▶ [Exercise] Retype the records below exactly as they appear.

-*-*-

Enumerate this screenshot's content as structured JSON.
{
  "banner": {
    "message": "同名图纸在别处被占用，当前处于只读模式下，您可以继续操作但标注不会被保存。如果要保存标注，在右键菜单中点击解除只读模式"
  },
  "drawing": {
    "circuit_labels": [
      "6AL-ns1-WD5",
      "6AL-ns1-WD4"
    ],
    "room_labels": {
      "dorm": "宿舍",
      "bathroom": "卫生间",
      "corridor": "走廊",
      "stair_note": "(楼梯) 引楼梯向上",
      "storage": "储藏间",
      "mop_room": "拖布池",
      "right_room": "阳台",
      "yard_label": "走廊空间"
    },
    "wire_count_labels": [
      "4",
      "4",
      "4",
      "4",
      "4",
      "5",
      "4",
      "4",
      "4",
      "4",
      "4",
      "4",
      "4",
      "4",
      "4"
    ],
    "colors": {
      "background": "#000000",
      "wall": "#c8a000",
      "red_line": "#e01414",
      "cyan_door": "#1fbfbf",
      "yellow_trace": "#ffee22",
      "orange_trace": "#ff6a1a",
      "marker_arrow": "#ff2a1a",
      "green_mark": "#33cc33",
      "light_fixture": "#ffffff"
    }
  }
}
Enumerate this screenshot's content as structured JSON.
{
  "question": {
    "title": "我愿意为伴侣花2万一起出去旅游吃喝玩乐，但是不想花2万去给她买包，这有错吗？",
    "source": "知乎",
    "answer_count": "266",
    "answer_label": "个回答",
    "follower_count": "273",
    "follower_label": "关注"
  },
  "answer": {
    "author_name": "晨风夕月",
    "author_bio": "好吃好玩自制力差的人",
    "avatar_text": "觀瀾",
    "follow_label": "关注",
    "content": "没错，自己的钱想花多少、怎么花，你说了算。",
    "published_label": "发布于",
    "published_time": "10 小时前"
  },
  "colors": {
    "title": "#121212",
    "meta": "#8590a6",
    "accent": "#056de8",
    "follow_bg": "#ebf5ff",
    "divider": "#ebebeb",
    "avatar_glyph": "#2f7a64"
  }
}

-*-*-

▶ [Exercise answer]
Enumerate this screenshot's content as structured JSON.
{
  "banner": {
    "message": "同名图纸在别处被占用，当前处于只读模式下，您可以继续操作但标注不会被保存。如果要保存标注，在右键菜单中点击解除只读模式"
  },
  "drawing": {
    "circuit_labels": [
      "6AL-ns1-WD5",
      "6AL-ns1-WD4"
    ],
    "room_labels": {
      "dorm": "宿舍",
      "bathroom": "卫生间",
      "corridor": "走廊",
      "stair_note": "(楼梯) 引楼梯向上",
      "storage": "储藏间",
      "mop_room": "拖布池",
      "right_room": "阳台",
      "yard_label": "走廊空间"
    },
    "wire_count_labels": [
      "4",
      "4",
      "4",
      "4",
      "4",
      "5",
      "4",
      "4",
      "4",
      "4",
      "4",
      "4",
      "4",
      "4",
      "4"
    ],
    "colors": {
      "background": "#000000",
      "wall": "#c8a000",
      "red_line": "#e01414",
      "cyan_door": "#1fbfbf",
      "yellow_trace": "#ffee22",
      "orange_trace": "#ff6a1a",
      "marker_arrow": "#ff2a1a",
      "green_mark": "#33cc33",
      "light_fixture": "#ffffff"
    }
  }
}
Enumerate this screenshot's content as structured JSON.
{
  "question": {
    "title": "我愿意为伴侣花2万一起出去旅游吃喝玩乐，但是不想花2万去给她买包，这有错吗？",
    "source": "知乎",
    "answer_count": "266",
    "answer_label": "个回答",
    "follower_count": "273",
    "follower_label": "关注"
  },
  "answer": {
    "author_name": "晨风夕月",
    "author_bio": "好吃好玩自制力差的人",
    "avatar_text": "觀瀾",
    "follow_label": "关注",
    "content": "没错，自己的钱想花多少、怎么花，你说了算。",
    "published_label": "发布于",
    "published_time": "10 小时前"
  },
  "colors": {
    "title": "#121212",
    "meta": "#8590a6",
    "accent": "#056de8",
    "follow_bg": "#ebf5ff",
    "divider": "#ebebeb",
    "avatar_glyph": "#2f7a64"
  }
}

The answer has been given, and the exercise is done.